## Te lezen fragment:
>>>>

Raad van State, 28-08-2013, ECLI:NL:RVS:2013:875, 201113115/1/A2
Raad van State, 28-08-2013, ECLI:NL:RVS:2013:875, 201113115/1/A2
Gegevens
- Instantie
- Raad van State
- Datum uitspraak
- 28 augustus 2013
- Datum publicatie
- 28 augustus 2013
- Annotator
- ECLI
- ECLI:NL:RVS:2013:875
- Formele relaties
- Eerste aanleg: ECLI:NL:RBALK:2011:BU5336, (Gedeeltelijke) vernietiging en zelf afgedaan
- Zaaknummer
- 201113115/1/A2
- Relevante informatie
- Wet ruimtelijke ordening [Tekst geldig vanaf 01-01-2024] [Regeling ingetrokken per 2024-01-01], Wet ruimtelijke ordening [Tekst geldig vanaf 01-01-2024] [Regeling ingetrokken per 2024-01-01] art. 6.1, Wet ruimtelijke ordening [Tekst geldig vanaf 01-01-2024] [Regeling ingetrokken per 2024-01-01] art. 6.2
Inhoudsindicatie
Bij besluit van 10 maart 2010 heeft het college aan [belanghebbende A] en [belanghebbende B] (hierna gezamenlijk en in enkelvoud: [belanghebbende]) een tegemoetkoming van € 8.500,00, te vermeerderen met de wettelijke rente vanaf 27 maart 2009 tot de dag van uitbetaling, toegekend ter zake door hen geleden planschade.
Uitspraak
201113115/1/A2.
Datum uitspraak: 28 augustus 2013
AFDELING
BESTUURSRECHTSPRAAK
Uitspraak op het hoger beroep van:
de stichting Stichting Esdégé-Reigersdaal, gevestigd te Heerhugowaard,
appellante,
tegen de uitspraak van de rechtbank Alkmaar van 24 november 2011 in zaak nr. 10/3206 in het geding tussen:
de stichting
en
het college van burgemeester en wethouders van Heiloo.
Procesverloop
Bij besluit van 10 maart 2010 heeft het college aan [belanghebbende A] en [belanghebbende B] (hierna gezamenlijk en in enkelvoud: [belanghebbende]) een tegemoetkoming van € 8.500,00, te vermeerderen met de wettelijke rente vanaf 27 maart 2009 tot de dag van uitbetaling, toegekend ter zake door hen geleden planschade.
Bij besluit van 8 november 2010 heeft het college het door de stichting daartegen gemaakte bezwaar ongegrond verklaard.
Bij uitspraak van 24 november 2011 heeft de rechtbank het door de stichting daartegen ingestelde beroep ongegrond verklaard. Deze uitspraak is aangehecht.

<<<<

## Uit te voeren:
a – Herschrijf de uitspraak van de Raad van State van "Datum uitspraak: 28" tot en met "bezwaar ongegrond verklaard.". Zet daarbij "Haarlem" in plaats van "Heerhugowaard".
b – Schrijf de uitspraak van de Raad van State alstublieft verder, aansluitend op de laatste zin.
De regels hebben niets met de uitspraak van de Raad van State te maken.

## Gegevensregels:
>>>>

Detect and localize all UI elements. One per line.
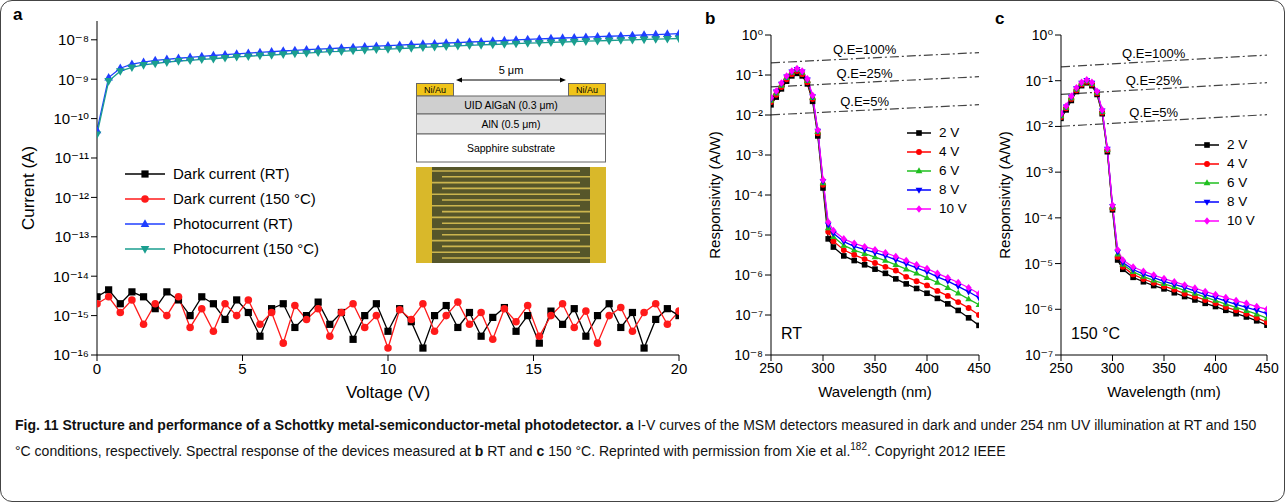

<<<<

## Als antwoord:
a –
Datum uitspraak: 28 augustus 2013
AFDELING
BESTUURSRECHTSPRAAK
Uitspraak op het hoger beroep van:
de stichting Stichting Esdégé-Reigersdaal, gevestigd te Haarlem,
appellante,
tegen de uitspraak van de rechtbank Alkmaar van 24 november 2011 in zaak nr. 10/3206 in het geding tussen:
de stichting
en
het college van burgemeester en wethouders van Heiloo.
Procesverloop
Bij besluit van 10 maart 2010 heeft het college aan [belanghebbende A] en [belanghebbende B] (hierna gezamenlijk en in enkelvoud: [belanghebbende]) een tegemoetkoming van € 8.500,00, te vermeerderen met de wettelijke rente vanaf 27 maart 2009 tot de dag van uitbetaling, toegekend ter zake door hen geleden planschade.
Bij besluit van 8 november 2010 heeft het college het door de stichting daartegen gemaakte bezwaar ongegrond verklaard.

b –
Tegen deze uitspraak heeft de stichting hoger beroep ingesteld.
Het college heeft een verweerschrift ingediend.
De stichting heeft een nader stuk ingediend.
De Afdeling heeft de zaak ter zitting behandeld op 17 juli 2012, waar de stichting, vertegenwoordigd door mr. E. Wiarda, werkzaam bij Langhout en Wiarda Juristen, en het college, vertegenwoordigd door J.G. Francke en S. Jager, beiden werkzaam bij de gemeente, zijn verschenen. Voorts is daar [belanghebbende] gehoord.
Bij tussenuitspraak van 5 september 2012 in zaak nr. 201113115/1/T1/A2 (hierna: de tussenuitspraak) heeft de Afdeling het college opgedragen om binnen dertien weken na verzending van deze tussenuitspraak het daarin omschreven gebrek te herstellen en een nieuw besluit te nemen. Deze uitspraak is aangehecht.
Bij besluit van 4 december 2012 heeft het college het bezwaar tegen het besluit van 10 maart 2010 opnieuw ongegrond verklaard.
Bij brieven van 11 december 2012 zijn de stichting en [belanghebbende] in de gelegenheid gesteld een zienswijze over het besluit van het college van 4 december 2012 naar voren te brengen.
Bij brief van 3 januari 2013 heeft de stichting een zienswijze naar voren gebracht.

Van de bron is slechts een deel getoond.